__REQUEST__:
Copy out each line of the data that holds the word "касайтесь".

__RECORD EXCERPTS__:
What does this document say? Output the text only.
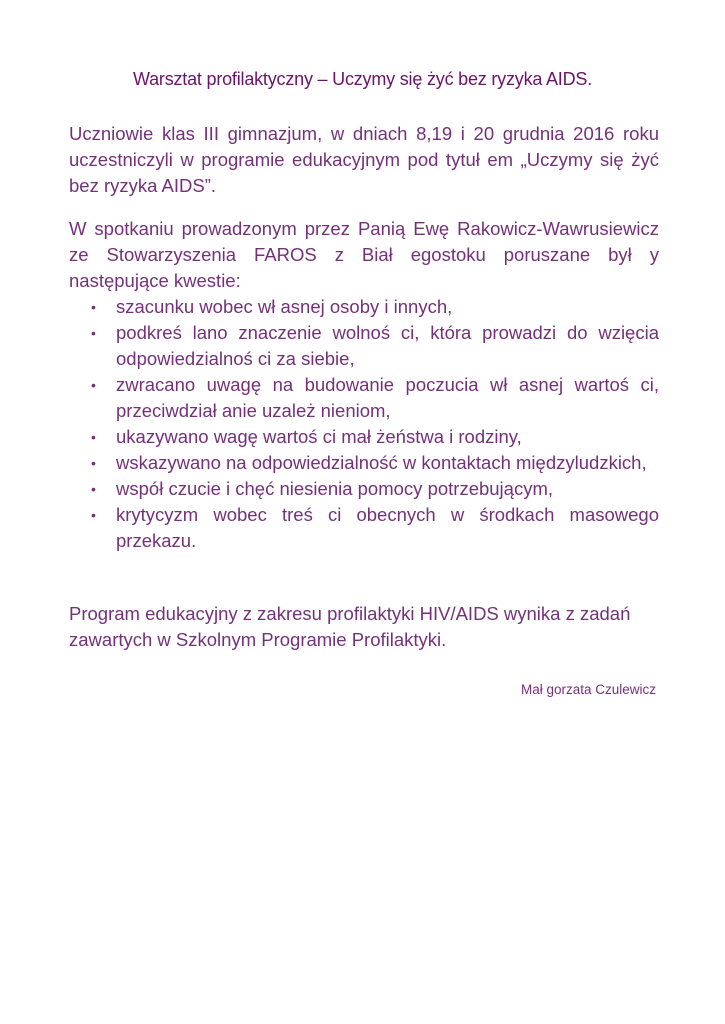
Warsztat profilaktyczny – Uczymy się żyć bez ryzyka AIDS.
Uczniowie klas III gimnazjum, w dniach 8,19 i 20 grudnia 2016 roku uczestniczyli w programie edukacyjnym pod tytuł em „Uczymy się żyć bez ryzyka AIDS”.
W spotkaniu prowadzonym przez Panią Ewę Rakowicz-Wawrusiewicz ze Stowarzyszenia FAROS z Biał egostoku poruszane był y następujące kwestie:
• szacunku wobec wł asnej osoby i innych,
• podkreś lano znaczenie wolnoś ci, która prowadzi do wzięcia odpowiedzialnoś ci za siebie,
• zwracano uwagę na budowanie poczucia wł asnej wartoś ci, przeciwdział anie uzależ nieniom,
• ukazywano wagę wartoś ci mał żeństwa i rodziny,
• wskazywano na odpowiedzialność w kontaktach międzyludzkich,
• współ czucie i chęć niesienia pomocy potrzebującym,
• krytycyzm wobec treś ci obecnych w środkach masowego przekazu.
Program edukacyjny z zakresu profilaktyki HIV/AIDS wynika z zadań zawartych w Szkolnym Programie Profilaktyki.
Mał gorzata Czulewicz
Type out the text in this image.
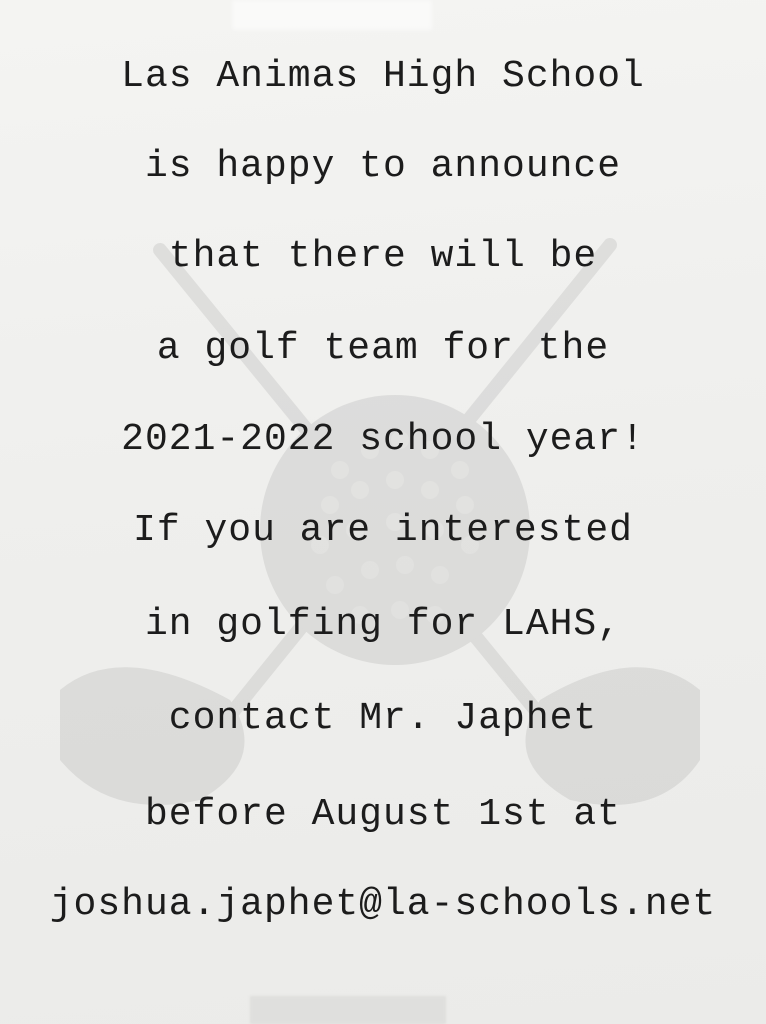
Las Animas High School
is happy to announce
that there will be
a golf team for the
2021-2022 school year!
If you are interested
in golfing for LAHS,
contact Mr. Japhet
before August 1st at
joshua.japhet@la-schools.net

==

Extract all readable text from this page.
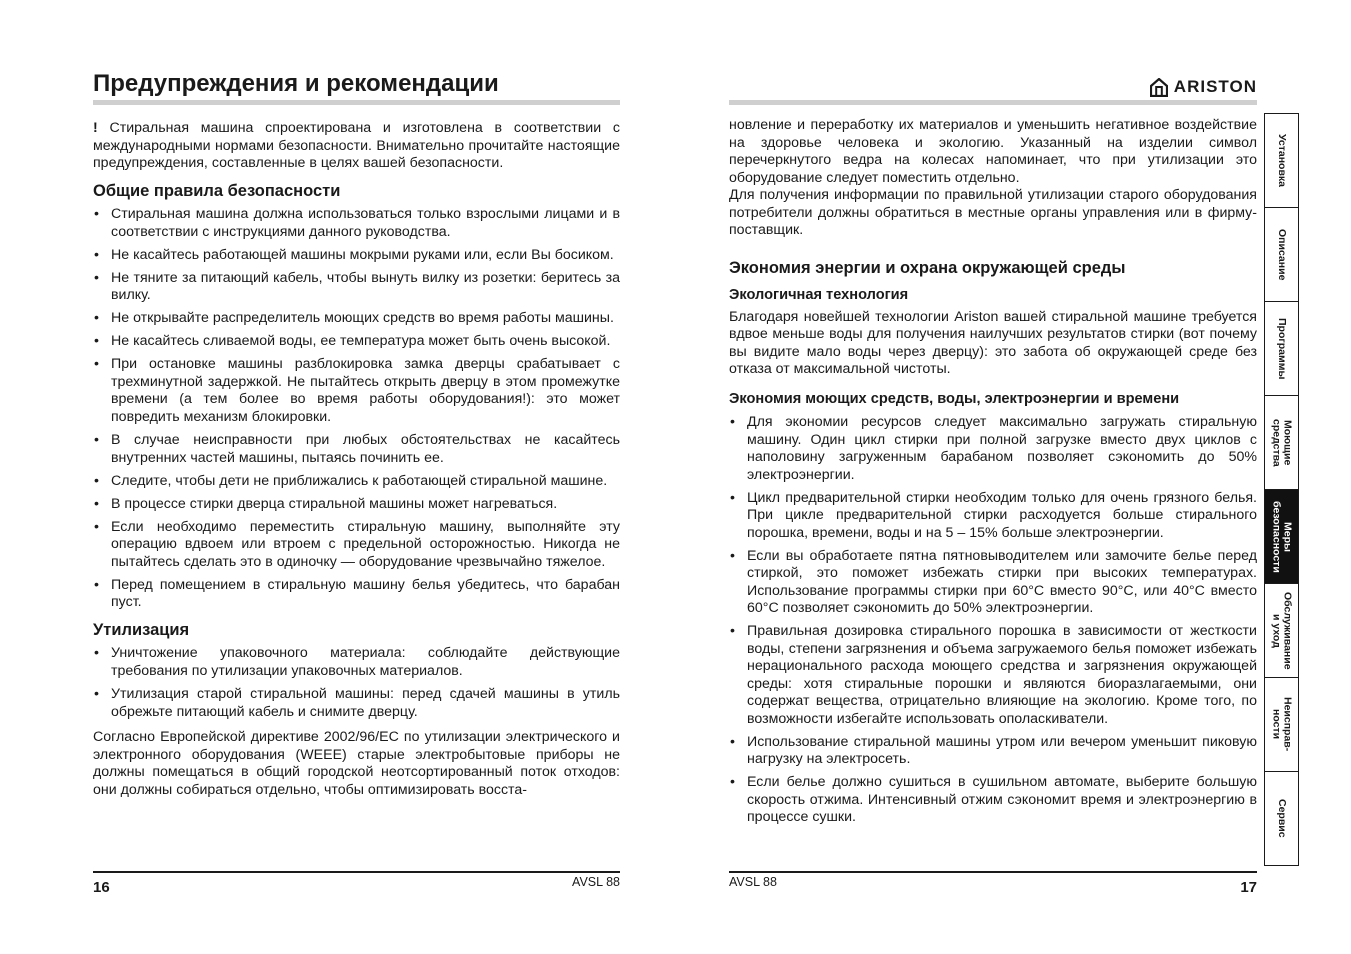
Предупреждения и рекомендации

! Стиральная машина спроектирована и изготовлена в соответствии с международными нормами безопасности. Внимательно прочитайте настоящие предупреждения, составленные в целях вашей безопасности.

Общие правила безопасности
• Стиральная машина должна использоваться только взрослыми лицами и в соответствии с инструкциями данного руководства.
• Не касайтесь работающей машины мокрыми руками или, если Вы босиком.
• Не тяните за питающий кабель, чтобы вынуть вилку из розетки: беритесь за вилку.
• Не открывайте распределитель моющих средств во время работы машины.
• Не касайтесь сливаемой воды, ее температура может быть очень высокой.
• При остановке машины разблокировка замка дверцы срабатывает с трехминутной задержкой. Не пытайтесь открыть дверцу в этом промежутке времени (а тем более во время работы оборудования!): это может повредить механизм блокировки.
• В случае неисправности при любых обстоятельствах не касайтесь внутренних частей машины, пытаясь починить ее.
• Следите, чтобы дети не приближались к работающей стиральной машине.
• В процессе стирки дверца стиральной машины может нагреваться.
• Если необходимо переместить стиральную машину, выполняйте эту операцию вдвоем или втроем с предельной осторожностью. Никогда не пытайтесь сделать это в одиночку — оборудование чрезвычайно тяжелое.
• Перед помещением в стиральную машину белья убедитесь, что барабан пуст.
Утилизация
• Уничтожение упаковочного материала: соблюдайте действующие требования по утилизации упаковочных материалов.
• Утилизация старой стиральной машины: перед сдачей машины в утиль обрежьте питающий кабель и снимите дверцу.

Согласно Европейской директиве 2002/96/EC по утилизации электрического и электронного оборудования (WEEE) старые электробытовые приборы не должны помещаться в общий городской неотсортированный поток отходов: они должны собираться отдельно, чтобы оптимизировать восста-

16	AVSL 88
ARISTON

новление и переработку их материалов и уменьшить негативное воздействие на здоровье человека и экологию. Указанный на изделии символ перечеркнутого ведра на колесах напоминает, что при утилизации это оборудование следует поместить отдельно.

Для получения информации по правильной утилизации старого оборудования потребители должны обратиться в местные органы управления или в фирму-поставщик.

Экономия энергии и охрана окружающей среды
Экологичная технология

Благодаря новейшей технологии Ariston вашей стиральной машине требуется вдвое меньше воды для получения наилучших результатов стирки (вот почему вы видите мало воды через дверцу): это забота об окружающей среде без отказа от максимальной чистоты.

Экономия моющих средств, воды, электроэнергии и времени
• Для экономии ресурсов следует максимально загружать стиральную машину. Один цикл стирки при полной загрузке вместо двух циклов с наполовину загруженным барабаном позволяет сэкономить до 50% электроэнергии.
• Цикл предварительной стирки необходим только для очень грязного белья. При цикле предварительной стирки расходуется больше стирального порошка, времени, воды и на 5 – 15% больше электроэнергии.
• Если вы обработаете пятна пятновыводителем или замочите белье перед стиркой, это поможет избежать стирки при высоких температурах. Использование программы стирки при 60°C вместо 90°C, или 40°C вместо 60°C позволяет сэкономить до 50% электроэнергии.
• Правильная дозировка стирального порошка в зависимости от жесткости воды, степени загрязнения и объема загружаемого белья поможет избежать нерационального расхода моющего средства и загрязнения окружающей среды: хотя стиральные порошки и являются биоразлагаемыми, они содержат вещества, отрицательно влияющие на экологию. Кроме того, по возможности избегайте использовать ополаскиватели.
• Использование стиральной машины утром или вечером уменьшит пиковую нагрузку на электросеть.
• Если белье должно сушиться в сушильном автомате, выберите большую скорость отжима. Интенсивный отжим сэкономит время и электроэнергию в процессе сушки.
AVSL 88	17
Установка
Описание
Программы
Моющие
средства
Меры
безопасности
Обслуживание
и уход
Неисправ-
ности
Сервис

==

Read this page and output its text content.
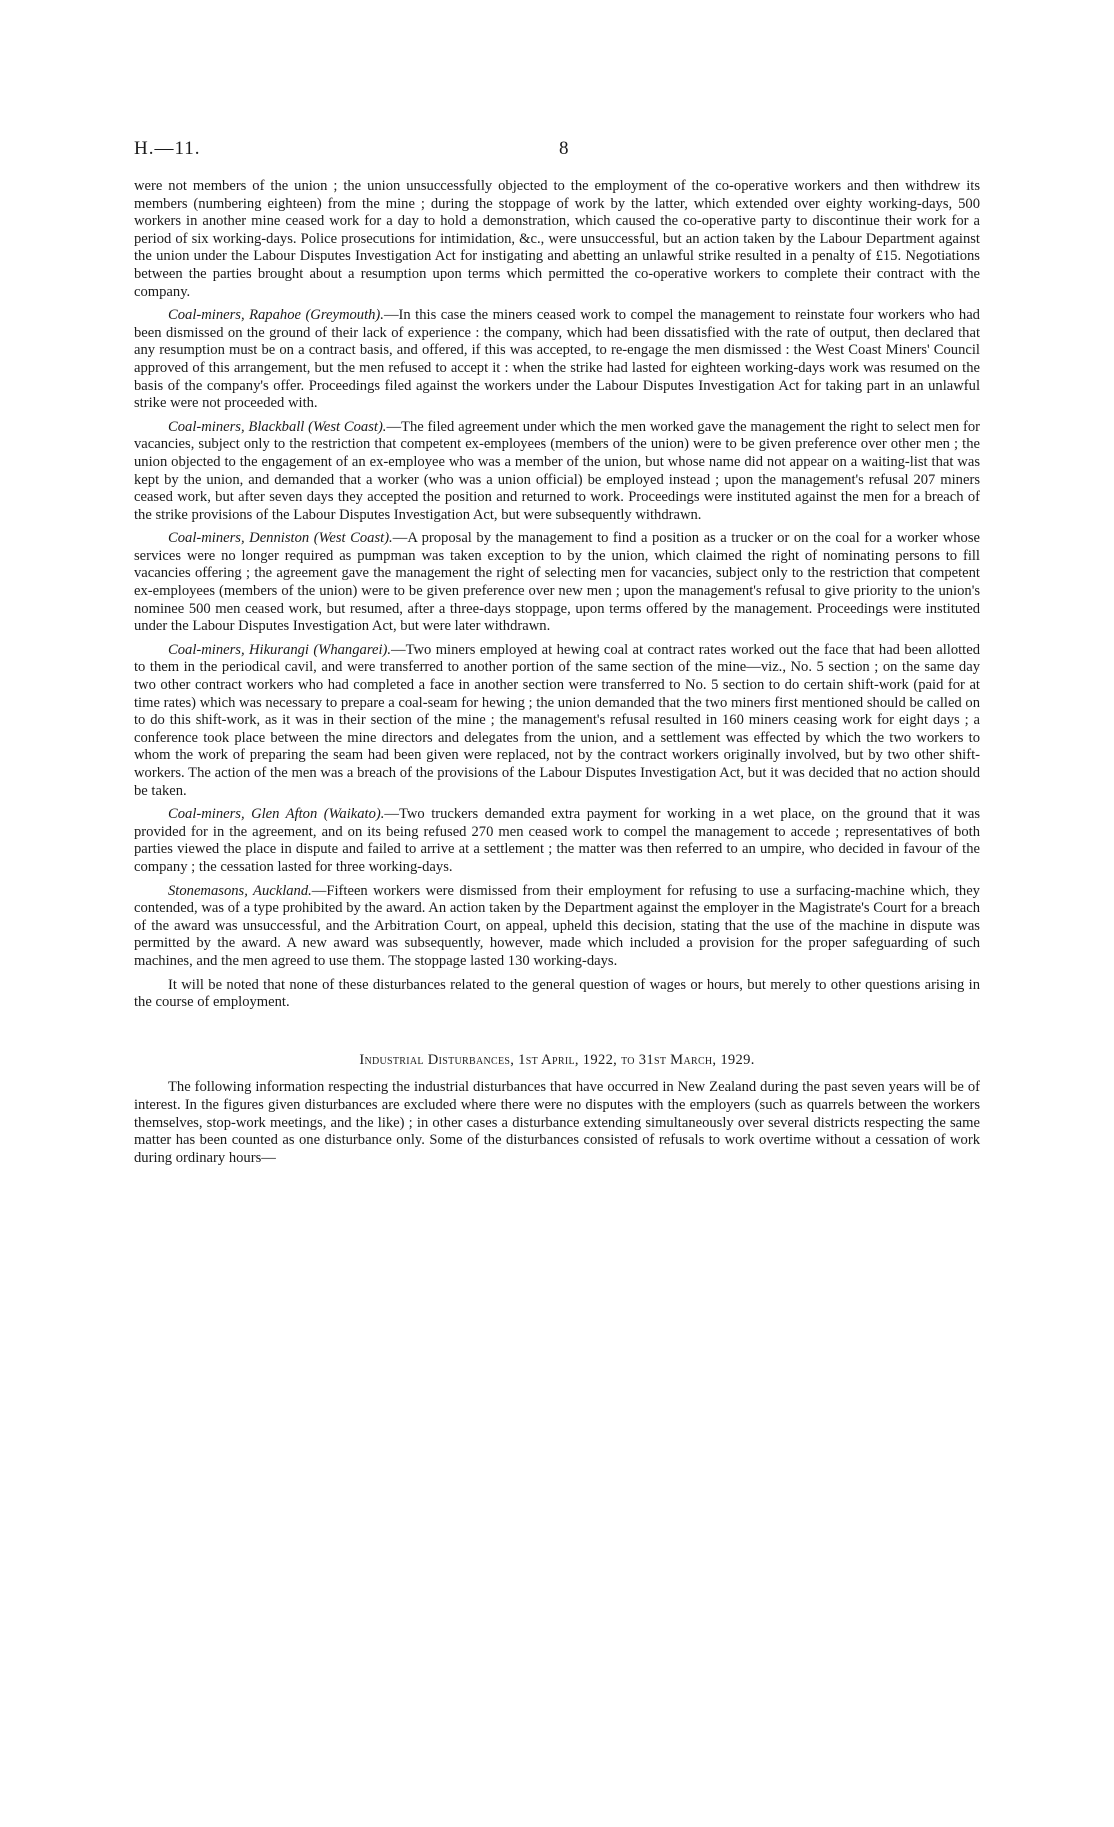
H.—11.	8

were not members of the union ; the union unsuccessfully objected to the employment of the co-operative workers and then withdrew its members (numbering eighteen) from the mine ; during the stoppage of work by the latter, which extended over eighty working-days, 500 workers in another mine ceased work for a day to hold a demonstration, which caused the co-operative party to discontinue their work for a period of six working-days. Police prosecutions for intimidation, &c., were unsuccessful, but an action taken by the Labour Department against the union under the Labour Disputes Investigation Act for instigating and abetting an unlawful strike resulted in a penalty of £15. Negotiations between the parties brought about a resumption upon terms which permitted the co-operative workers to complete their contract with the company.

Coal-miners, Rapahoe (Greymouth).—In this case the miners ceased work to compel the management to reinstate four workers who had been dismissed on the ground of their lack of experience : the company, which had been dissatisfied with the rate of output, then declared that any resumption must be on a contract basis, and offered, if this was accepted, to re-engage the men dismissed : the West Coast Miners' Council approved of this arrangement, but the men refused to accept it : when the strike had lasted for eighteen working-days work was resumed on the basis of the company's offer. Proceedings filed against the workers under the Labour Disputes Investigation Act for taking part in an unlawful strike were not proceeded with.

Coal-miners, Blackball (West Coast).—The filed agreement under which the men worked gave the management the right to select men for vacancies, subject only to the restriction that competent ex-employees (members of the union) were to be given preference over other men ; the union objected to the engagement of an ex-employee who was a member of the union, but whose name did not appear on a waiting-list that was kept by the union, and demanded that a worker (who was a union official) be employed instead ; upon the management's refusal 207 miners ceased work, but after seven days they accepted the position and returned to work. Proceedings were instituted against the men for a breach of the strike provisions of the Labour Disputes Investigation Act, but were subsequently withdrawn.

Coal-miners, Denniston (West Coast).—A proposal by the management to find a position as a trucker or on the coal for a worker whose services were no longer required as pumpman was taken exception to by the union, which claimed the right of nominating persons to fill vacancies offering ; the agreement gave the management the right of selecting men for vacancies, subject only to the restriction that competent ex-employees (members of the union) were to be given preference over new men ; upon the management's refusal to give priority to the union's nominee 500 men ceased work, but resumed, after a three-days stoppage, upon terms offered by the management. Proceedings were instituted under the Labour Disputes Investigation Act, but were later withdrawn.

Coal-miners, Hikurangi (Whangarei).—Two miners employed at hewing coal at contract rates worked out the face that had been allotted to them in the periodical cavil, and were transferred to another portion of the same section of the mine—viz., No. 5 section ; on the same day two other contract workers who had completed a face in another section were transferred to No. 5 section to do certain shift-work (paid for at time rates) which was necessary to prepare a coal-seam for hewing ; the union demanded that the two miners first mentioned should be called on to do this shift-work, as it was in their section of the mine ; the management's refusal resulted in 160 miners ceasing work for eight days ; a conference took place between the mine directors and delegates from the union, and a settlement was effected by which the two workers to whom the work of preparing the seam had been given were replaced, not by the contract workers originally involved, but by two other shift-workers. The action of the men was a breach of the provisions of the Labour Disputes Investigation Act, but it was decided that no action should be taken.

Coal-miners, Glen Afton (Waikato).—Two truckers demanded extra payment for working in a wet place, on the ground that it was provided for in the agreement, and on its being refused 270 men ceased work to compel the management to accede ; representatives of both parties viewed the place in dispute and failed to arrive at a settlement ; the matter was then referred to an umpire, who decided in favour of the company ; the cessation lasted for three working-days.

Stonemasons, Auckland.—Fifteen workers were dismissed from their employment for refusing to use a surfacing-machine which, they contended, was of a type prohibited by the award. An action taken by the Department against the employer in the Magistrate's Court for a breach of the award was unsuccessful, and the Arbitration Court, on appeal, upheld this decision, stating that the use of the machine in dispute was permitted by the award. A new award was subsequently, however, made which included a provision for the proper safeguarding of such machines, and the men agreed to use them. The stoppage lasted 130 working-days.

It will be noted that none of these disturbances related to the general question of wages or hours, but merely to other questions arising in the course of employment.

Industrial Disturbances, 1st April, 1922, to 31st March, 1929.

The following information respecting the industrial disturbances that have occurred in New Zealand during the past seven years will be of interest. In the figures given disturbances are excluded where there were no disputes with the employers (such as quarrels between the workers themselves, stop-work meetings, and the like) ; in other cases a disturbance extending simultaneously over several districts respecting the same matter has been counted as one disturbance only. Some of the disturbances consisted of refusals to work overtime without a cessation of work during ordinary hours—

__RESULT__:
• Не касайтесь работающей машины мокрыми руками или, если Вы босиком.
• Не касайтесь сливаемой воды, ее температура может быть очень высокой.
• В случае неисправности при любых обстоятельствах не касайтесь внутренних частей машины, пытаясь починить ее.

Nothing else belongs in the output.